WHAT YOU SHOULD DO — Check each line of the data for "velocity" and select those that have it.

Records contained in a dataset:
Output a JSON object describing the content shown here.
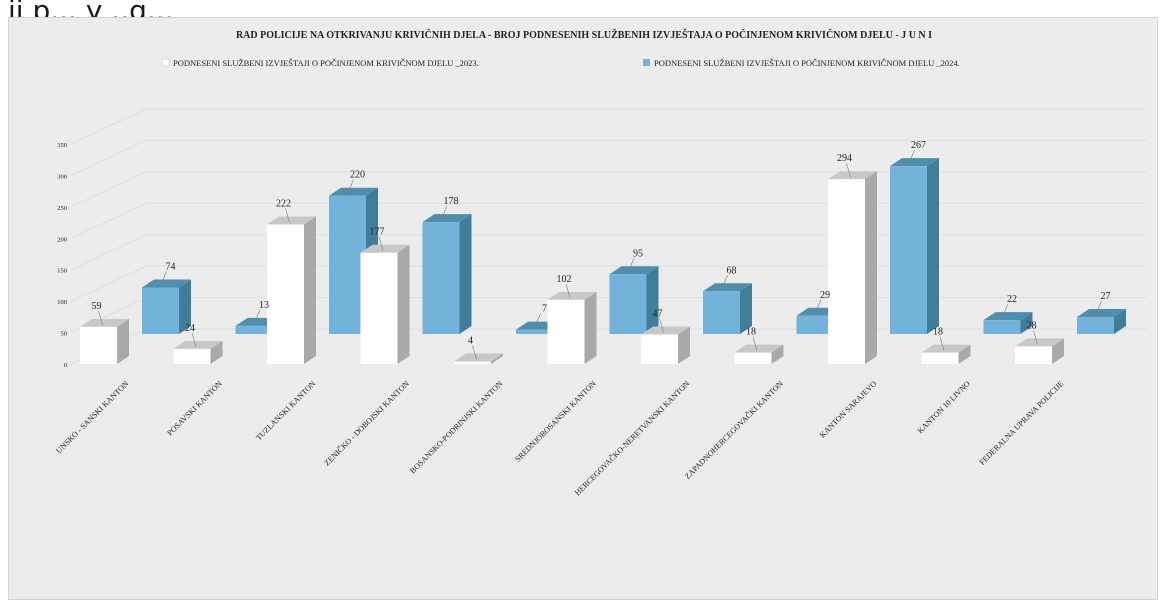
{
  "caption": "ii p...  y ..g...",
  "colors": {
    "background": "#ececec",
    "series_2023": "#ffffff",
    "series_2023_side": "#a9a9a9",
    "series_2024": "#73b3d9",
    "series_2024_side": "#3f7d99"
  },
  "chart_data": {
    "type": "bar",
    "title": "RAD POLICIJE NA OTKRIVANJU KRIVIČNIH DJELA  -  BROJ PODNESENIH SLUŽBENIH IZVJEŠTAJA O POČINJENOM KRIVIČNOM DJELU -  J U N I",
    "xlabel": "",
    "ylabel": "",
    "ylim": [
      0,
      350
    ],
    "yticks": [
      "0",
      "50",
      "100",
      "150",
      "200",
      "250",
      "300",
      "350"
    ],
    "grid": true,
    "legend_position": "top",
    "style": "3d-clustered-column",
    "categories": [
      "UNSKO - SANSKI KANTON",
      "POSAVSKI KANTON",
      "TUZLANSKI KANTON",
      "ZENIČKO - DOBOJSKI KANTON",
      "BOSANSKO-PODRINJSKI KANTON",
      "SREDNJOBOSANSKI KANTON",
      "HERCEGOVAČKO-NERETVANSKI KANTON",
      "ZAPADNOHERCEGOVAČKI KANTON",
      "KANTON SARAJEVO",
      "KANTON 10 LIVNO",
      "FEDERALNA UPRAVA POLICIJE"
    ],
    "series": [
      {
        "name": "PODNESENI SLUŽBENI IZVJEŠTAJI O POČINJENOM KRIVIČNOM DJELU _2023.",
        "values": [
          59,
          24,
          222,
          177,
          4,
          102,
          47,
          18,
          294,
          18,
          28
        ]
      },
      {
        "name": "PODNESENI SLUŽBENI IZVJEŠTAJI O POČINJENOM KRIVIČNOM DJELU _2024.",
        "values": [
          74,
          13,
          220,
          178,
          7,
          95,
          68,
          29,
          267,
          22,
          27
        ]
      }
    ]
  }
}
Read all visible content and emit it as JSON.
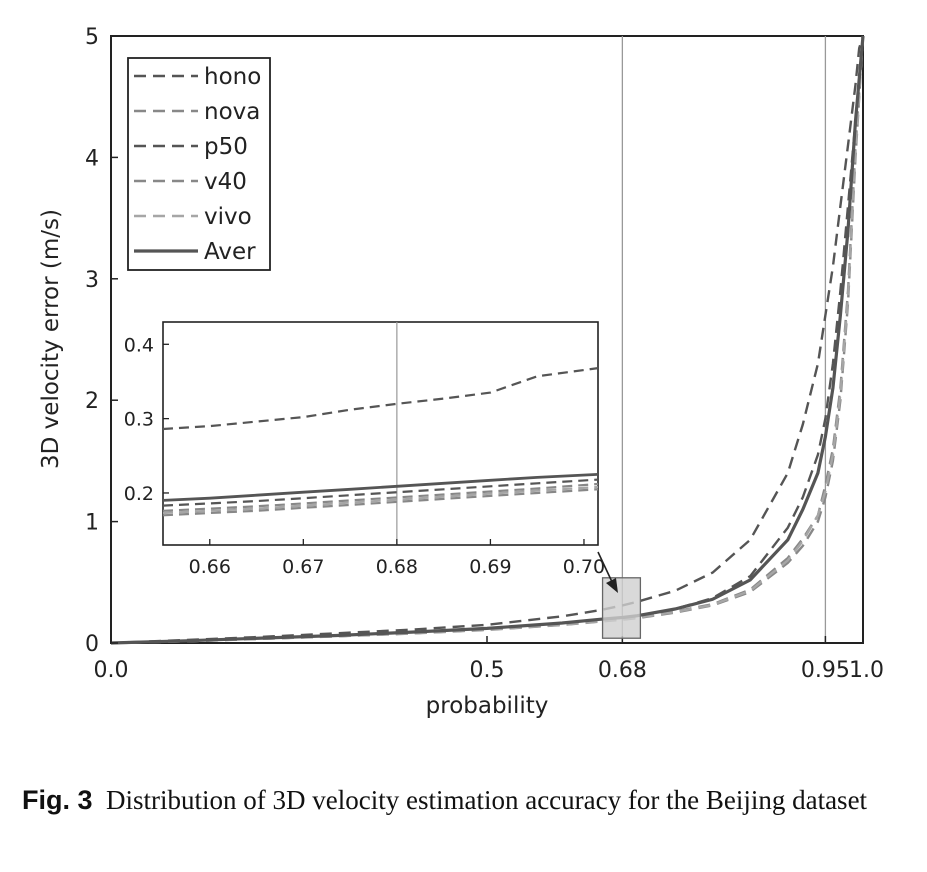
{
  "chart_data": {
    "type": "line",
    "xlabel": "probability",
    "ylabel": "3D velocity error (m/s)",
    "xlim": [
      0.0,
      1.0
    ],
    "ylim": [
      0,
      5
    ],
    "x_ticks": [
      "0.0",
      "0.5",
      "0.68",
      "0.95",
      "1.0"
    ],
    "y_ticks": [
      "0",
      "1",
      "2",
      "3",
      "4",
      "5"
    ],
    "reference_lines_x": [
      0.68,
      0.95
    ],
    "legend_position": "top-left",
    "series": [
      {
        "name": "hono",
        "style": "dashed",
        "color": "#555555",
        "x": [
          0.0,
          0.1,
          0.2,
          0.3,
          0.4,
          0.5,
          0.6,
          0.65,
          0.68,
          0.7,
          0.75,
          0.8,
          0.85,
          0.9,
          0.92,
          0.94,
          0.95,
          0.96,
          0.97,
          0.98,
          0.99,
          0.995,
          1.0
        ],
        "y": [
          0.0,
          0.025,
          0.05,
          0.08,
          0.11,
          0.15,
          0.22,
          0.27,
          0.31,
          0.34,
          0.43,
          0.58,
          0.85,
          1.4,
          1.8,
          2.3,
          2.7,
          3.1,
          3.6,
          4.1,
          4.6,
          4.9,
          5.0
        ]
      },
      {
        "name": "nova",
        "style": "dashed",
        "color": "#888888",
        "x": [
          0.0,
          0.1,
          0.2,
          0.3,
          0.4,
          0.5,
          0.6,
          0.65,
          0.68,
          0.7,
          0.75,
          0.8,
          0.85,
          0.9,
          0.92,
          0.94,
          0.95,
          0.96,
          0.97,
          0.98,
          0.99,
          1.0
        ],
        "y": [
          0.0,
          0.015,
          0.035,
          0.055,
          0.08,
          0.11,
          0.15,
          0.18,
          0.195,
          0.21,
          0.26,
          0.32,
          0.44,
          0.7,
          0.86,
          1.05,
          1.3,
          1.6,
          2.1,
          2.9,
          4.1,
          5.0
        ]
      },
      {
        "name": "p50",
        "style": "dashed",
        "color": "#555555",
        "x": [
          0.0,
          0.1,
          0.2,
          0.3,
          0.4,
          0.5,
          0.6,
          0.65,
          0.68,
          0.7,
          0.75,
          0.8,
          0.85,
          0.9,
          0.92,
          0.94,
          0.95,
          0.96,
          0.97,
          0.98,
          0.99,
          1.0
        ],
        "y": [
          0.0,
          0.016,
          0.037,
          0.058,
          0.085,
          0.115,
          0.155,
          0.185,
          0.2,
          0.22,
          0.28,
          0.37,
          0.55,
          0.95,
          1.2,
          1.55,
          1.85,
          2.3,
          2.9,
          3.6,
          4.3,
          5.0
        ]
      },
      {
        "name": "v40",
        "style": "dashed",
        "color": "#888888",
        "x": [
          0.0,
          0.1,
          0.2,
          0.3,
          0.4,
          0.5,
          0.6,
          0.65,
          0.68,
          0.7,
          0.75,
          0.8,
          0.85,
          0.9,
          0.92,
          0.94,
          0.95,
          0.96,
          0.97,
          0.98,
          0.99,
          1.0
        ],
        "y": [
          0.0,
          0.014,
          0.034,
          0.054,
          0.078,
          0.108,
          0.148,
          0.176,
          0.192,
          0.205,
          0.25,
          0.31,
          0.42,
          0.66,
          0.8,
          1.0,
          1.2,
          1.5,
          2.0,
          2.8,
          4.0,
          5.0
        ]
      },
      {
        "name": "vivo",
        "style": "dashed",
        "color": "#a6a6a6",
        "x": [
          0.0,
          0.1,
          0.2,
          0.3,
          0.4,
          0.5,
          0.6,
          0.65,
          0.68,
          0.7,
          0.75,
          0.8,
          0.85,
          0.9,
          0.92,
          0.94,
          0.95,
          0.96,
          0.97,
          0.98,
          0.99,
          1.0
        ],
        "y": [
          0.0,
          0.015,
          0.035,
          0.055,
          0.08,
          0.11,
          0.15,
          0.178,
          0.194,
          0.208,
          0.255,
          0.315,
          0.43,
          0.68,
          0.84,
          1.05,
          1.25,
          1.55,
          2.05,
          2.85,
          4.05,
          5.0
        ]
      },
      {
        "name": "Aver",
        "style": "solid",
        "color": "#555555",
        "x": [
          0.0,
          0.1,
          0.2,
          0.3,
          0.4,
          0.5,
          0.6,
          0.65,
          0.68,
          0.7,
          0.75,
          0.8,
          0.85,
          0.9,
          0.92,
          0.94,
          0.95,
          0.96,
          0.97,
          0.98,
          0.99,
          1.0
        ],
        "y": [
          0.0,
          0.018,
          0.04,
          0.062,
          0.09,
          0.12,
          0.165,
          0.195,
          0.21,
          0.225,
          0.28,
          0.36,
          0.52,
          0.85,
          1.1,
          1.4,
          1.7,
          2.1,
          2.7,
          3.4,
          4.3,
          5.0
        ]
      }
    ],
    "inset": {
      "xlim": [
        0.655,
        0.7015
      ],
      "ylim": [
        0.13,
        0.43
      ],
      "x_ticks": [
        "0.66",
        "0.67",
        "0.68",
        "0.69",
        "0.70"
      ],
      "y_ticks": [
        "0.2",
        "0.3",
        "0.4"
      ],
      "reference_line_x": 0.68,
      "zoom_region": {
        "x": [
          0.655,
          0.7
        ],
        "y": [
          0.13,
          0.43
        ]
      },
      "series": [
        {
          "name": "hono",
          "style": "dashed",
          "color": "#555555",
          "x": [
            0.655,
            0.66,
            0.665,
            0.67,
            0.675,
            0.68,
            0.685,
            0.69,
            0.695,
            0.7015
          ],
          "y": [
            0.286,
            0.29,
            0.296,
            0.302,
            0.312,
            0.32,
            0.327,
            0.335,
            0.357,
            0.368
          ]
        },
        {
          "name": "nova",
          "style": "dashed",
          "color": "#888888",
          "x": [
            0.655,
            0.66,
            0.665,
            0.67,
            0.675,
            0.68,
            0.685,
            0.69,
            0.695,
            0.7015
          ],
          "y": [
            0.176,
            0.179,
            0.182,
            0.186,
            0.19,
            0.194,
            0.198,
            0.202,
            0.206,
            0.212
          ]
        },
        {
          "name": "p50",
          "style": "dashed",
          "color": "#555555",
          "x": [
            0.655,
            0.66,
            0.665,
            0.67,
            0.675,
            0.68,
            0.685,
            0.69,
            0.695,
            0.7015
          ],
          "y": [
            0.183,
            0.186,
            0.189,
            0.193,
            0.197,
            0.201,
            0.205,
            0.209,
            0.213,
            0.218
          ]
        },
        {
          "name": "v40",
          "style": "dashed",
          "color": "#888888",
          "x": [
            0.655,
            0.66,
            0.665,
            0.67,
            0.675,
            0.68,
            0.685,
            0.69,
            0.695,
            0.7015
          ],
          "y": [
            0.17,
            0.173,
            0.176,
            0.18,
            0.184,
            0.188,
            0.192,
            0.196,
            0.2,
            0.205
          ]
        },
        {
          "name": "vivo",
          "style": "dashed",
          "color": "#a6a6a6",
          "x": [
            0.655,
            0.66,
            0.665,
            0.67,
            0.675,
            0.68,
            0.685,
            0.69,
            0.695,
            0.7015
          ],
          "y": [
            0.173,
            0.176,
            0.179,
            0.183,
            0.187,
            0.191,
            0.195,
            0.199,
            0.203,
            0.208
          ]
        },
        {
          "name": "Aver",
          "style": "solid",
          "color": "#555555",
          "x": [
            0.655,
            0.66,
            0.665,
            0.67,
            0.675,
            0.68,
            0.685,
            0.69,
            0.695,
            0.7015
          ],
          "y": [
            0.19,
            0.193,
            0.197,
            0.201,
            0.205,
            0.209,
            0.213,
            0.217,
            0.221,
            0.225
          ]
        }
      ]
    }
  },
  "caption": {
    "label": "Fig. 3",
    "text": "Distribution of 3D velocity estimation accuracy for the Beijing dataset"
  }
}
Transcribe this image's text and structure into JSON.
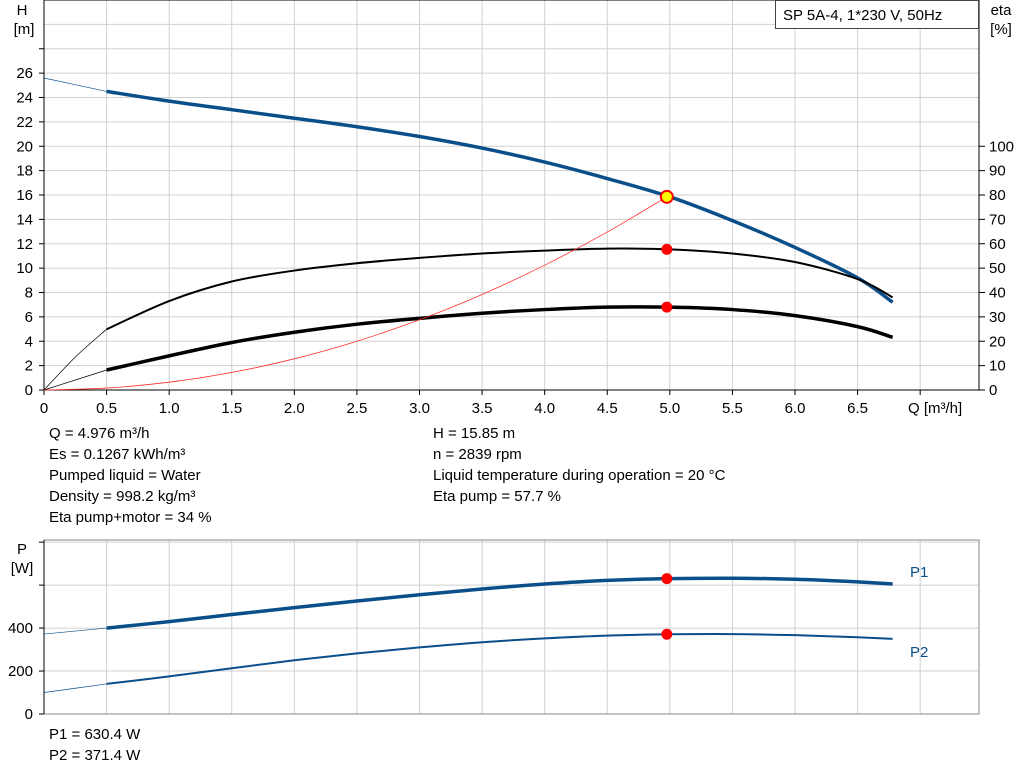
{
  "title": "SP 5A-4, 1*230 V, 50Hz",
  "colors": {
    "head": "#0b4f8a",
    "eta": "#000000",
    "system": "#ff3030",
    "duty_point": "#ff0000",
    "duty_fill": "#ffff00",
    "power": "#0b4f8a",
    "grid": "#d0d0d0"
  },
  "chart_data": [
    {
      "type": "line",
      "xlabel": "Q [m³/h]",
      "ylabel_left": [
        "H",
        "[m]"
      ],
      "ylabel_right": [
        "eta",
        "[%]"
      ],
      "xlim": [
        0,
        7.47
      ],
      "ylim_left": [
        0,
        32
      ],
      "ylim_right": [
        0,
        160
      ],
      "x_ticks": [
        "0",
        "0.5",
        "1.0",
        "1.5",
        "2.0",
        "2.5",
        "3.0",
        "3.5",
        "4.0",
        "4.5",
        "5.0",
        "5.5",
        "6.0",
        "6.5"
      ],
      "y_ticks_left": [
        "0",
        "2",
        "4",
        "6",
        "8",
        "10",
        "12",
        "14",
        "16",
        "18",
        "20",
        "22",
        "24",
        "26"
      ],
      "y_ticks_right": [
        "0",
        "10",
        "20",
        "30",
        "40",
        "50",
        "60",
        "70",
        "80",
        "90",
        "100"
      ],
      "grid": true,
      "series": [
        {
          "key": "H",
          "axis": "left",
          "x": [
            0.5,
            1.0,
            1.5,
            2.0,
            2.5,
            3.0,
            3.5,
            4.0,
            4.5,
            5.0,
            5.5,
            6.0,
            6.5,
            6.78
          ],
          "y": [
            24.5,
            23.7,
            23.0,
            22.3,
            21.6,
            20.8,
            19.85,
            18.7,
            17.35,
            15.85,
            13.9,
            11.7,
            9.2,
            7.2
          ],
          "extension": {
            "x": [
              0,
              0.5
            ],
            "y": [
              25.6,
              24.5
            ]
          }
        },
        {
          "key": "eta_pump",
          "axis": "right",
          "x": [
            0.5,
            1.0,
            1.5,
            2.0,
            2.5,
            3.0,
            3.5,
            4.0,
            4.5,
            5.0,
            5.5,
            6.0,
            6.5,
            6.78
          ],
          "y": [
            24.9,
            36.5,
            44.5,
            49.0,
            52.0,
            54.2,
            56.0,
            57.2,
            58.0,
            57.7,
            56.0,
            52.5,
            45.5,
            38.0
          ],
          "extension": {
            "x": [
              0,
              0.25,
              0.5
            ],
            "y": [
              0,
              13.5,
              24.9
            ]
          }
        },
        {
          "key": "eta_pump_motor",
          "axis": "right",
          "x": [
            0.5,
            1.0,
            1.5,
            2.0,
            2.5,
            3.0,
            3.5,
            4.0,
            4.5,
            5.0,
            5.5,
            6.0,
            6.5,
            6.78
          ],
          "y": [
            8.2,
            14.0,
            19.5,
            23.7,
            27.0,
            29.4,
            31.5,
            33.0,
            34.0,
            34.0,
            33.0,
            30.5,
            26.0,
            21.6
          ],
          "extension": {
            "x": [
              0,
              0.5
            ],
            "y": [
              0,
              8.2
            ]
          }
        },
        {
          "key": "system_curve",
          "axis": "left",
          "x": [
            0,
            0.5,
            1.0,
            1.5,
            2.0,
            2.5,
            3.0,
            3.5,
            4.0,
            4.5,
            4.976
          ],
          "y": [
            0,
            0.16,
            0.64,
            1.44,
            2.56,
            4.0,
            5.76,
            7.84,
            10.24,
            12.96,
            15.85
          ]
        }
      ],
      "duty_points": [
        {
          "x": 4.976,
          "y": 15.85,
          "axis": "left",
          "style": "ring"
        },
        {
          "x": 4.976,
          "y": 57.7,
          "axis": "right",
          "style": "dot"
        },
        {
          "x": 4.976,
          "y": 34,
          "axis": "right",
          "style": "dot"
        }
      ]
    },
    {
      "type": "line",
      "ylabel": [
        "P",
        "[W]"
      ],
      "xlim": [
        0,
        7.47
      ],
      "ylim": [
        0,
        810
      ],
      "y_ticks": [
        "0",
        "200",
        "400"
      ],
      "y_tick_values": [
        0,
        200,
        400,
        600,
        800
      ],
      "grid": true,
      "series": [
        {
          "name": "P1",
          "x": [
            0.5,
            1.0,
            1.5,
            2.0,
            2.5,
            3.0,
            3.5,
            4.0,
            4.5,
            5.0,
            5.5,
            6.0,
            6.5,
            6.78
          ],
          "y": [
            400,
            430,
            463,
            495,
            526,
            555,
            582,
            605,
            622,
            630,
            632,
            627,
            615,
            605
          ],
          "extension": {
            "x": [
              0,
              0.5
            ],
            "y": [
              372,
              400
            ]
          }
        },
        {
          "name": "P2",
          "x": [
            0.5,
            1.0,
            1.5,
            2.0,
            2.5,
            3.0,
            3.5,
            4.0,
            4.5,
            5.0,
            5.5,
            6.0,
            6.5,
            6.78
          ],
          "y": [
            140,
            175,
            213,
            250,
            282,
            310,
            334,
            352,
            365,
            371,
            372,
            367,
            357,
            350
          ],
          "extension": {
            "x": [
              0,
              0.5
            ],
            "y": [
              100,
              140
            ]
          }
        }
      ],
      "duty_points": [
        {
          "x": 4.976,
          "y": 630.4
        },
        {
          "x": 4.976,
          "y": 371.4
        }
      ]
    }
  ],
  "info_left": [
    "Q = 4.976 m³/h",
    "Es = 0.1267 kWh/m³",
    "Pumped liquid = Water",
    "Density = 998.2 kg/m³",
    "Eta pump+motor = 34 %"
  ],
  "info_right": [
    "H = 15.85 m",
    "n = 2839 rpm",
    "Liquid temperature during operation = 20 °C",
    "Eta pump = 57.7 %"
  ],
  "power_info": [
    "P1 = 630.4 W",
    "P2 = 371.4 W"
  ]
}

SOLVED EXERCISE —
    "ylabel": "3D velocity error (m/s)",
    "text": "Distribution of 3D velocity estimation accuracy for the Beijing dataset"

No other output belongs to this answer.